**The problem:** Report the number of lines containing "Engage", with no other words.
━━ Information provided ━━
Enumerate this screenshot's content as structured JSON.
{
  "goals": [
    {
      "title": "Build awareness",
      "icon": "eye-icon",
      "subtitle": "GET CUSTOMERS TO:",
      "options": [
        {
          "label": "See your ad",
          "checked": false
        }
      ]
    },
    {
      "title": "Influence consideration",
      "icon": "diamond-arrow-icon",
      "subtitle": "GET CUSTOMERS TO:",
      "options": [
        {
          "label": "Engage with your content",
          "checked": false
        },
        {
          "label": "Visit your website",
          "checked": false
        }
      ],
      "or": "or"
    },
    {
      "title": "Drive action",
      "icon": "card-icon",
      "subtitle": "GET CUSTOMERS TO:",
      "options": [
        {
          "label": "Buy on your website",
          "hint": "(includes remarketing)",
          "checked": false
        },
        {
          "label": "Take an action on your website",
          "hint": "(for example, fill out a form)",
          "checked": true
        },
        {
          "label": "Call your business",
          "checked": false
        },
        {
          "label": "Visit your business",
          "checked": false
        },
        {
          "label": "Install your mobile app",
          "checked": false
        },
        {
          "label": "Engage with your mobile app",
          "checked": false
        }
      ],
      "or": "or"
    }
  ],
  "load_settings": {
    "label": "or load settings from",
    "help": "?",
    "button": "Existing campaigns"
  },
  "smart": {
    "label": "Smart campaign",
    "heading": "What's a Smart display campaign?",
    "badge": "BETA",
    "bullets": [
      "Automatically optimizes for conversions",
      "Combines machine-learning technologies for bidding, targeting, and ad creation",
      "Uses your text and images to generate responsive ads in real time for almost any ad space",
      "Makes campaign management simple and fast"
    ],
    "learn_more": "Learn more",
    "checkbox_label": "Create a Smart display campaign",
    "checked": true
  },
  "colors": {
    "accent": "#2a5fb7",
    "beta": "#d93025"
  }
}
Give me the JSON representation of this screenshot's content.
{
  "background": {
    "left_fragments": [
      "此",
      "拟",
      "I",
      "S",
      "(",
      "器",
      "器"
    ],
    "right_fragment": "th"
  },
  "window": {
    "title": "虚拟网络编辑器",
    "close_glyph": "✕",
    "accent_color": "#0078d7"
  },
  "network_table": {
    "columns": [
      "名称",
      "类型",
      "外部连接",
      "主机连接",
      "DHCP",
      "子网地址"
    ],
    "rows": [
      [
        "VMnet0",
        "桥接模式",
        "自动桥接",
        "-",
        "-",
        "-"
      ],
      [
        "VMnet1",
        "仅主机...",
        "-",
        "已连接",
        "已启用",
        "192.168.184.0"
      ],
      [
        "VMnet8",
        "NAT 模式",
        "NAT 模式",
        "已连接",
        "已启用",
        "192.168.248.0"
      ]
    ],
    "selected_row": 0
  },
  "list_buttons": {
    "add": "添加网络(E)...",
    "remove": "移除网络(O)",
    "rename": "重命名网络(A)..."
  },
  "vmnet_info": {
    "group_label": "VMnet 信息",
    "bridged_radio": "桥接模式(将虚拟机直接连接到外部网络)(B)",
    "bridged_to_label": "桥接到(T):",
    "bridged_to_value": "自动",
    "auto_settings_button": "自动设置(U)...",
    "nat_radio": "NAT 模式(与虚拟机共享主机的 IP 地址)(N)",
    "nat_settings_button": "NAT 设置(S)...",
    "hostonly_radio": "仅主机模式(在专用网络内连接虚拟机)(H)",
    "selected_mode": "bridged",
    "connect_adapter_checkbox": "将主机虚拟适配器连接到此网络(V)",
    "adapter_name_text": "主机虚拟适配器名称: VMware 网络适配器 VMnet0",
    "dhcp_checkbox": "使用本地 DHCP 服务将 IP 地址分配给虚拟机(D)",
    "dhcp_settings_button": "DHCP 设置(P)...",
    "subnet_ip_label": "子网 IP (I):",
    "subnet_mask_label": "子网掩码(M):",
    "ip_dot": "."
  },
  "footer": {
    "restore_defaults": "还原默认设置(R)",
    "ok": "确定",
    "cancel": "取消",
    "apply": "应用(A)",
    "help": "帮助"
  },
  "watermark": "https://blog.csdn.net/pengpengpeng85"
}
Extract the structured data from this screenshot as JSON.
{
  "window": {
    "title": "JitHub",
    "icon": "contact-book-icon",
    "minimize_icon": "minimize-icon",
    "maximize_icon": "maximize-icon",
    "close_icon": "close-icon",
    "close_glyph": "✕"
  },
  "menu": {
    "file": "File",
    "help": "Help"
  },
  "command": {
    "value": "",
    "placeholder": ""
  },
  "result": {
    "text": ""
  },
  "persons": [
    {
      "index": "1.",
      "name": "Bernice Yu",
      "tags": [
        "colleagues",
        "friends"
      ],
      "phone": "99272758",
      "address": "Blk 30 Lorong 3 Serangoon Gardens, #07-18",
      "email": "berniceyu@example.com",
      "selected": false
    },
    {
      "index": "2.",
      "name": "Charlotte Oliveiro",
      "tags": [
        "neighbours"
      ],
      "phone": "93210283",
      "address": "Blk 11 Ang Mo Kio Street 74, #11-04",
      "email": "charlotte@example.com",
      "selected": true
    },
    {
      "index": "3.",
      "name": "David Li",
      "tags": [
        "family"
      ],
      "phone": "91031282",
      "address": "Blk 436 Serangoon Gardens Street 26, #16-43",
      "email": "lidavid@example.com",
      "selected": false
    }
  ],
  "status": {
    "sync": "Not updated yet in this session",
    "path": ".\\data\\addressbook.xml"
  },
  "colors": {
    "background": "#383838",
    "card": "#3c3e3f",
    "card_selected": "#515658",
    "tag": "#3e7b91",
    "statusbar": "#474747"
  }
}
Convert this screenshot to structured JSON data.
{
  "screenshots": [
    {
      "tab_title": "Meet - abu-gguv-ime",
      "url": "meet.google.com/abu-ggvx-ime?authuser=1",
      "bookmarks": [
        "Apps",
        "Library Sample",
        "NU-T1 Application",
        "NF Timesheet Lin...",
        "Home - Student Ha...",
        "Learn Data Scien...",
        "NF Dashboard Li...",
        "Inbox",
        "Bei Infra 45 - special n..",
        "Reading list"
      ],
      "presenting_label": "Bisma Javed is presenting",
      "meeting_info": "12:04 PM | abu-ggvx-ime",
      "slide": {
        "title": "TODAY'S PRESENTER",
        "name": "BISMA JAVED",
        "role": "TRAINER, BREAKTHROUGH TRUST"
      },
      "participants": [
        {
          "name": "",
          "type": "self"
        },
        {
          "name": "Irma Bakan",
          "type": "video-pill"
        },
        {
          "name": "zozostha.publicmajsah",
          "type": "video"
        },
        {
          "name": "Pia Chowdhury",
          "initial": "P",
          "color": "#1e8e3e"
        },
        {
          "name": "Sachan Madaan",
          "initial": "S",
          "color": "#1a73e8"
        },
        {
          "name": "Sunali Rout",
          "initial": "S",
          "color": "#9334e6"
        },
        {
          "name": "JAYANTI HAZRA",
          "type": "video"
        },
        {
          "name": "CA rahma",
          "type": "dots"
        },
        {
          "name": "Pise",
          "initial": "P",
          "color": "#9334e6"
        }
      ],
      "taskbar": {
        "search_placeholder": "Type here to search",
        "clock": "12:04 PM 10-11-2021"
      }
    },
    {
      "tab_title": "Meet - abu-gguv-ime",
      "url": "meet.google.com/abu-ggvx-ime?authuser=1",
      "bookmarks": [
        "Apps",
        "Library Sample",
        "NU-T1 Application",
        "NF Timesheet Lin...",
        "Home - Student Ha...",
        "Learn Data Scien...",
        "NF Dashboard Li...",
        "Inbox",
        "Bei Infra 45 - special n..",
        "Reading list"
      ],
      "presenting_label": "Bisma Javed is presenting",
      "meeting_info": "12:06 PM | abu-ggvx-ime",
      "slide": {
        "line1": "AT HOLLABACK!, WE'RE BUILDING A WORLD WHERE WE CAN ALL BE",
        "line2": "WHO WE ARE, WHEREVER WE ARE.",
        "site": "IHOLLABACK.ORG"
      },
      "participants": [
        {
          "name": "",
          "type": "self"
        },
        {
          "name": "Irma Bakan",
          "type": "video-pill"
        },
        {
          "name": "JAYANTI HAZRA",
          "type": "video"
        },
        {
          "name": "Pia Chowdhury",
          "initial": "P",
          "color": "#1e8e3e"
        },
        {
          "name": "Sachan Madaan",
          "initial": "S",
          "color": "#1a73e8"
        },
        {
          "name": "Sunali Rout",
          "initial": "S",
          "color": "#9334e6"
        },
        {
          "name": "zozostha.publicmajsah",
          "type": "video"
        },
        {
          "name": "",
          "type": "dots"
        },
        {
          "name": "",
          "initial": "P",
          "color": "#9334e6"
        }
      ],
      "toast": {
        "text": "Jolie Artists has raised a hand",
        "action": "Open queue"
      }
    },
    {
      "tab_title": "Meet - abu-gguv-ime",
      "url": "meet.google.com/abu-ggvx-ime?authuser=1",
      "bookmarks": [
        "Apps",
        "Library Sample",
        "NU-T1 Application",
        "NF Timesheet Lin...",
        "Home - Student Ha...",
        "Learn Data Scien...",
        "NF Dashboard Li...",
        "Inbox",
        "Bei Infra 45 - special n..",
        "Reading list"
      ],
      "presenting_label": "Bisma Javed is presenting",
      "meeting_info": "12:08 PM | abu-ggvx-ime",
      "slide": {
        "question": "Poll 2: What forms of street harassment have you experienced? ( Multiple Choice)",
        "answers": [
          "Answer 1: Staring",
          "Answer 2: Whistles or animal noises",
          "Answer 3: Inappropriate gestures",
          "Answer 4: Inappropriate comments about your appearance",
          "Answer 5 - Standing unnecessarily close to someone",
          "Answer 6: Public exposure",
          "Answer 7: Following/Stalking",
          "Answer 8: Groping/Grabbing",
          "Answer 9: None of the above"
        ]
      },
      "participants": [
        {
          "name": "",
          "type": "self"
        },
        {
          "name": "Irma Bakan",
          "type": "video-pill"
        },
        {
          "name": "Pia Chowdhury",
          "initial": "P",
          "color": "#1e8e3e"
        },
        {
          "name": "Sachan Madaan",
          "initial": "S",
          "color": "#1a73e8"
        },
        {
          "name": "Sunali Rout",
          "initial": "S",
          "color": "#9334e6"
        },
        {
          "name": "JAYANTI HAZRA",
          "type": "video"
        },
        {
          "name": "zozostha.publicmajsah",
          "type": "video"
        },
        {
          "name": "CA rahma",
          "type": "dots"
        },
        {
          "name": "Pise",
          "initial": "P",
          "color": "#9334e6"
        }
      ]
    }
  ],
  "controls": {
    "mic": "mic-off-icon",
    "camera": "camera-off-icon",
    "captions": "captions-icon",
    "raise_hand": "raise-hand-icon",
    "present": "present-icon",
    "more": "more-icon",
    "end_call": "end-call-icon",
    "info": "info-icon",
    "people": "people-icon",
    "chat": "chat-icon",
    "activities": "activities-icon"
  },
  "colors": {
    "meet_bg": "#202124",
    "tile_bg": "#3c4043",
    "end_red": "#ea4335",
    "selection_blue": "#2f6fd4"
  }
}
━━━
**Answer in full:** 2